To do
Leave every picture out and write out the records below exactly.

Extracted records

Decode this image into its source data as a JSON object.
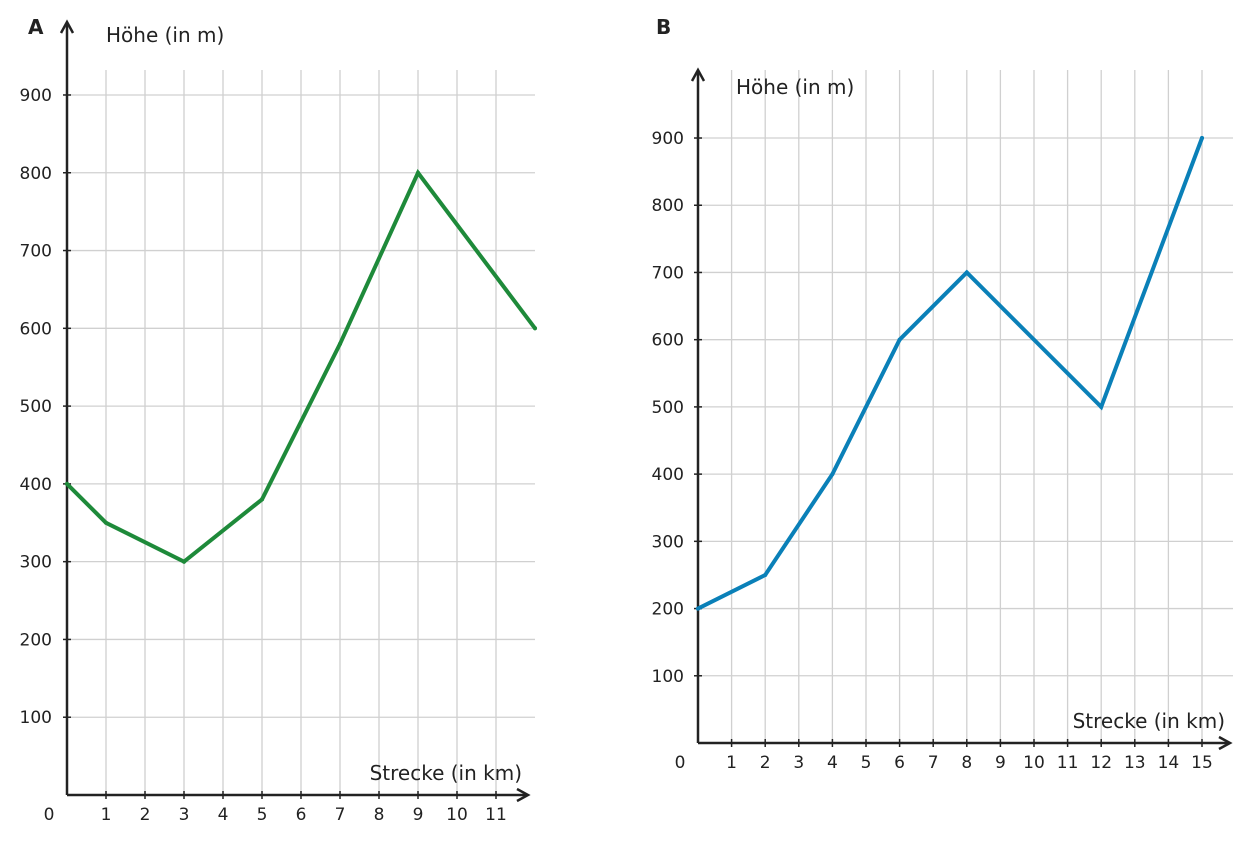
{
  "chart_data": [
    {
      "panel": "A",
      "type": "line",
      "xlabel": "Strecke (in km)",
      "ylabel": "Höhe (in m)",
      "origin_label": "0",
      "x_ticks": [
        1,
        2,
        3,
        4,
        5,
        6,
        7,
        8,
        9,
        10,
        11
      ],
      "y_ticks": [
        100,
        200,
        300,
        400,
        500,
        600,
        700,
        800,
        900
      ],
      "xlim": [
        0,
        12
      ],
      "ylim": [
        0,
        950
      ],
      "grid": true,
      "color": "#1e8a3a",
      "x": [
        0,
        1,
        3,
        5,
        7,
        9,
        12
      ],
      "y": [
        400,
        350,
        300,
        380,
        580,
        800,
        600
      ]
    },
    {
      "panel": "B",
      "type": "line",
      "xlabel": "Strecke (in km)",
      "ylabel": "Höhe (in m)",
      "origin_label": "0",
      "x_ticks": [
        1,
        2,
        3,
        4,
        5,
        6,
        7,
        8,
        9,
        10,
        11,
        12,
        13,
        14,
        15
      ],
      "y_ticks": [
        100,
        200,
        300,
        400,
        500,
        600,
        700,
        800,
        900
      ],
      "xlim": [
        0,
        15.8
      ],
      "ylim": [
        0,
        980
      ],
      "grid": true,
      "color": "#0a80b8",
      "x": [
        0,
        2,
        4,
        6,
        8,
        12,
        15
      ],
      "y": [
        200,
        250,
        400,
        600,
        700,
        500,
        900
      ]
    }
  ]
}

Correct response
Decode this image into its source data as a JSON object.
{
  "chart_data": [
    {
      "panel": "A",
      "type": "line",
      "xlabel": "Strecke (in km)",
      "ylabel": "Höhe (in m)",
      "origin_label": "0",
      "x_ticks": [
        1,
        2,
        3,
        4,
        5,
        6,
        7,
        8,
        9,
        10,
        11
      ],
      "y_ticks": [
        100,
        200,
        300,
        400,
        500,
        600,
        700,
        800,
        900
      ],
      "xlim": [
        0,
        12
      ],
      "ylim": [
        0,
        950
      ],
      "grid": true,
      "color": "#1e8a3a",
      "x": [
        0,
        1,
        3,
        5,
        7,
        9,
        12
      ],
      "y": [
        400,
        350,
        300,
        380,
        580,
        800,
        600
      ]
    },
    {
      "panel": "B",
      "type": "line",
      "xlabel": "Strecke (in km)",
      "ylabel": "Höhe (in m)",
      "origin_label": "0",
      "x_ticks": [
        1,
        2,
        3,
        4,
        5,
        6,
        7,
        8,
        9,
        10,
        11,
        12,
        13,
        14,
        15
      ],
      "y_ticks": [
        100,
        200,
        300,
        400,
        500,
        600,
        700,
        800,
        900
      ],
      "xlim": [
        0,
        15.8
      ],
      "ylim": [
        0,
        980
      ],
      "grid": true,
      "color": "#0a80b8",
      "x": [
        0,
        2,
        4,
        6,
        8,
        12,
        15
      ],
      "y": [
        200,
        250,
        400,
        600,
        700,
        500,
        900
      ]
    }
  ]
}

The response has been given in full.